[Extracted records]
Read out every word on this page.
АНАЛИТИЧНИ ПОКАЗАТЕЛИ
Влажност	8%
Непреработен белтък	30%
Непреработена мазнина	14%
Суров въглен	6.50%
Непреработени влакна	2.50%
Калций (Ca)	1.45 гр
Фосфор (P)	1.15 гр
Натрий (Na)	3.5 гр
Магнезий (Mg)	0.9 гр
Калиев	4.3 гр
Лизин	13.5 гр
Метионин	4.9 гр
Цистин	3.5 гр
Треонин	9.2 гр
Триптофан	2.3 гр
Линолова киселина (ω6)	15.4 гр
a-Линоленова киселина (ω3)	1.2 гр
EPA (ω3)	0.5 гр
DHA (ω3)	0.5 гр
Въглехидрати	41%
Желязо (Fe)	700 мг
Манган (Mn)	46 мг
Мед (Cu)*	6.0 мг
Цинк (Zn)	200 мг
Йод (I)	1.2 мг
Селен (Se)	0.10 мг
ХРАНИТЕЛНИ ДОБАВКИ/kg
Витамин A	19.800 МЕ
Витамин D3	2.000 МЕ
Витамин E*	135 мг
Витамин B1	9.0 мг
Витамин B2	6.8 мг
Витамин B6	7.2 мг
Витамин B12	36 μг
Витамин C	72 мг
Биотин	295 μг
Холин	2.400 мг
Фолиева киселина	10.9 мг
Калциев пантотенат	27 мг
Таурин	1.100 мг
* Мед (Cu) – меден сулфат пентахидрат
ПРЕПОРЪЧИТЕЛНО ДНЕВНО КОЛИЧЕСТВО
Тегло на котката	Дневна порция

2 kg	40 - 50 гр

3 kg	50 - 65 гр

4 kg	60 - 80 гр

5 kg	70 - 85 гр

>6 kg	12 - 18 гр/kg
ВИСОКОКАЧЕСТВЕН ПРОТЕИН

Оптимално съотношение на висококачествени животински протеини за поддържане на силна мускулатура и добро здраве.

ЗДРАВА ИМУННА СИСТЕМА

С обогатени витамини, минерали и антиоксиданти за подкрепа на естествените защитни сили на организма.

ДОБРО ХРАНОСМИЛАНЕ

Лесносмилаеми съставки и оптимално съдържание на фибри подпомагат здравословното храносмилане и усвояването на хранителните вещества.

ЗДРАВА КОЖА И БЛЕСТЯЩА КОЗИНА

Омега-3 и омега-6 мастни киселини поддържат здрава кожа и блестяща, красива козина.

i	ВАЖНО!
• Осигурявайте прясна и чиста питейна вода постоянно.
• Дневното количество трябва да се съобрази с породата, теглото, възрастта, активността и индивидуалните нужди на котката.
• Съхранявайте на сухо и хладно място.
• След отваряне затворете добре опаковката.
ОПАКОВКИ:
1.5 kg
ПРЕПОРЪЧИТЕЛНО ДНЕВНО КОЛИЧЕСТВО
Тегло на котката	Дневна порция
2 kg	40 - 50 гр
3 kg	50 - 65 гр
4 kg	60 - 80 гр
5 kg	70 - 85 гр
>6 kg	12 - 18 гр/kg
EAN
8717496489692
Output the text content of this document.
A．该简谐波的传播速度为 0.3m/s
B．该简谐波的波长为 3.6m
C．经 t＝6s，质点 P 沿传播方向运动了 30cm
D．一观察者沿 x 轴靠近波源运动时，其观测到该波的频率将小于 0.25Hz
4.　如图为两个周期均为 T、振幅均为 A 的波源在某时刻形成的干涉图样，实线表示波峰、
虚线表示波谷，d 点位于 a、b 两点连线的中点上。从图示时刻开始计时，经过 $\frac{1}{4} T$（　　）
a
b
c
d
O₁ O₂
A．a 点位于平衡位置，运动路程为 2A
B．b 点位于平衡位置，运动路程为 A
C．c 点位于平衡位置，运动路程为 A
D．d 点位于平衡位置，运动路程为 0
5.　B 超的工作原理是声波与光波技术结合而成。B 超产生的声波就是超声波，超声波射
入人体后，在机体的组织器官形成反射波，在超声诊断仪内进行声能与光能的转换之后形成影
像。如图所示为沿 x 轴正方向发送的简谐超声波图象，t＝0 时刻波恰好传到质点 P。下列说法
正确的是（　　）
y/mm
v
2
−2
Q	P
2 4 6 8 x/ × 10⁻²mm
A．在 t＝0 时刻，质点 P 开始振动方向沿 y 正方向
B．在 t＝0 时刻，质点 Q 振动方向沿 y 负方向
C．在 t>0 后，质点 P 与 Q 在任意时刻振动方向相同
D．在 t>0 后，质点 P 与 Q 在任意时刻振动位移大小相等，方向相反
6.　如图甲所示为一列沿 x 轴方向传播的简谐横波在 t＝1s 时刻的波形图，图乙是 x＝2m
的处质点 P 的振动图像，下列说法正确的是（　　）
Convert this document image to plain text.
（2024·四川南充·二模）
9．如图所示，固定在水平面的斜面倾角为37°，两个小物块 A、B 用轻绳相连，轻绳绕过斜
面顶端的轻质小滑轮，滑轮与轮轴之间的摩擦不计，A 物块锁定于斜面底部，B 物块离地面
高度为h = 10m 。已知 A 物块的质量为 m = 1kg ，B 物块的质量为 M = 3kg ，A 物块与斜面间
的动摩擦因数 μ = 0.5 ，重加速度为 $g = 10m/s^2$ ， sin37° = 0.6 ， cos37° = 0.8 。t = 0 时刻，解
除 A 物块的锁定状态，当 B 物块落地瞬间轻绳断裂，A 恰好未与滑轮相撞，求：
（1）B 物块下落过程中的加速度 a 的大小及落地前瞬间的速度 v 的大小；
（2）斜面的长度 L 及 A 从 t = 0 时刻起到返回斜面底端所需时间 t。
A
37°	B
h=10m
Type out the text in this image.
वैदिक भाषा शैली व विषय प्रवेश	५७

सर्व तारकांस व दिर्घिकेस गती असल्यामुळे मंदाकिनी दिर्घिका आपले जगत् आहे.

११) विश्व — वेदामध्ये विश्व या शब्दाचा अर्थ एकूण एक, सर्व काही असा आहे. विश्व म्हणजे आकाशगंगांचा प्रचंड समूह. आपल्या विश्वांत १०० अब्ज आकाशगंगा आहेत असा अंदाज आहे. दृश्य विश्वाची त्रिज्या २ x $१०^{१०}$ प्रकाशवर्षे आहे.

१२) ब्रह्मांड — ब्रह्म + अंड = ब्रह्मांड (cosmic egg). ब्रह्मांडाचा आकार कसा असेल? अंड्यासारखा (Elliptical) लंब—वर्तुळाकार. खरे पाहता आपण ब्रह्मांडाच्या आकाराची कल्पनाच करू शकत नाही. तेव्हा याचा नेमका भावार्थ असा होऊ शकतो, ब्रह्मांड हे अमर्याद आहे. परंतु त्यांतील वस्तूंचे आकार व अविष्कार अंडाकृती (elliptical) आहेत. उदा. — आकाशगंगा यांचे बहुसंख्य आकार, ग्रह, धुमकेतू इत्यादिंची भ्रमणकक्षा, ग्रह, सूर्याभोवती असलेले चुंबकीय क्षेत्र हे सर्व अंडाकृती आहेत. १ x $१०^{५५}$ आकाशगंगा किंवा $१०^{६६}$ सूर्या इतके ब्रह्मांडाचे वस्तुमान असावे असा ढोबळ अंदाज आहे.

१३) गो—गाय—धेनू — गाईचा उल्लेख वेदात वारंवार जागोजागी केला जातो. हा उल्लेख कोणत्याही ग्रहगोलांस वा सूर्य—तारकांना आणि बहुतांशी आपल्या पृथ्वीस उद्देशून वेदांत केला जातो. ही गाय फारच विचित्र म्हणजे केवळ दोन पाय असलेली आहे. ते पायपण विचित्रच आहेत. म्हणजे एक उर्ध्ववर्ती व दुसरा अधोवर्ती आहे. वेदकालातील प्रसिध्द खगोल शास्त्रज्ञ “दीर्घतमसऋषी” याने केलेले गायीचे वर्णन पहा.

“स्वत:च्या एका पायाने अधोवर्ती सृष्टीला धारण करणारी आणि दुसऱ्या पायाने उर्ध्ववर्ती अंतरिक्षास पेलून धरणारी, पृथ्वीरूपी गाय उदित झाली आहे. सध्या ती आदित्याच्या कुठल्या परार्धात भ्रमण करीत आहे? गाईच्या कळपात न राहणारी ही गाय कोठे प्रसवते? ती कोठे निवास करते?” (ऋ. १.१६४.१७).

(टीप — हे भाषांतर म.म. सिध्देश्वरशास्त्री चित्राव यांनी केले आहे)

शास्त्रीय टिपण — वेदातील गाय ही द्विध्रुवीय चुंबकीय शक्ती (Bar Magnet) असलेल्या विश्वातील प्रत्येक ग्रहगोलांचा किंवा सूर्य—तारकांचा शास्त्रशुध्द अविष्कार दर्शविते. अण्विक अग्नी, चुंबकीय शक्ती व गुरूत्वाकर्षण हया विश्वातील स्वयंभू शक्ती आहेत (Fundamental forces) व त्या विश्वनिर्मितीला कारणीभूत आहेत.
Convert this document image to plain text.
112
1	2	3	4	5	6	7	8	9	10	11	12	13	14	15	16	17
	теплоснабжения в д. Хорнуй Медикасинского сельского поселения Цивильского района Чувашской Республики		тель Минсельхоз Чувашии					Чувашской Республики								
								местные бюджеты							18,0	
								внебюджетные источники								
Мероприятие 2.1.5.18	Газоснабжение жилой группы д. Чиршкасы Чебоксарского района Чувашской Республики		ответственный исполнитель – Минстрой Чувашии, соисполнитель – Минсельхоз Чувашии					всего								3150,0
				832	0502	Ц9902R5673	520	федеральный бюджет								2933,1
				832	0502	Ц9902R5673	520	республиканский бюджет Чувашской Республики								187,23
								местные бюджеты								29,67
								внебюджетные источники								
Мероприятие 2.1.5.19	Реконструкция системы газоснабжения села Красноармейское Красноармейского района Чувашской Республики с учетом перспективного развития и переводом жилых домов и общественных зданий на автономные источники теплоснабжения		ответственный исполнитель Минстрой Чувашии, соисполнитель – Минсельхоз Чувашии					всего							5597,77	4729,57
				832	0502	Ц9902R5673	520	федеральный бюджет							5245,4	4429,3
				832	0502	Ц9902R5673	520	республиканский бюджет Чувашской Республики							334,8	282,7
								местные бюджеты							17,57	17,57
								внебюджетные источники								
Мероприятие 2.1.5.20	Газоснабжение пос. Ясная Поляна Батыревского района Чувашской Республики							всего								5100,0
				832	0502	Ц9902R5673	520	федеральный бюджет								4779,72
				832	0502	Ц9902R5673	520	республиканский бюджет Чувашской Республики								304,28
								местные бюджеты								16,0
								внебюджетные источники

▸ EXERCISE BRIEF:
Working from the entries above, return all lines that contain "点位于平衡位置".

▸ COMPLETE RESPONSE:
A．a 点位于平衡位置，运动路程为 2A
B．b 点位于平衡位置，运动路程为 A
C．c 点位于平衡位置，运动路程为 A
D．d 点位于平衡位置，运动路程为 0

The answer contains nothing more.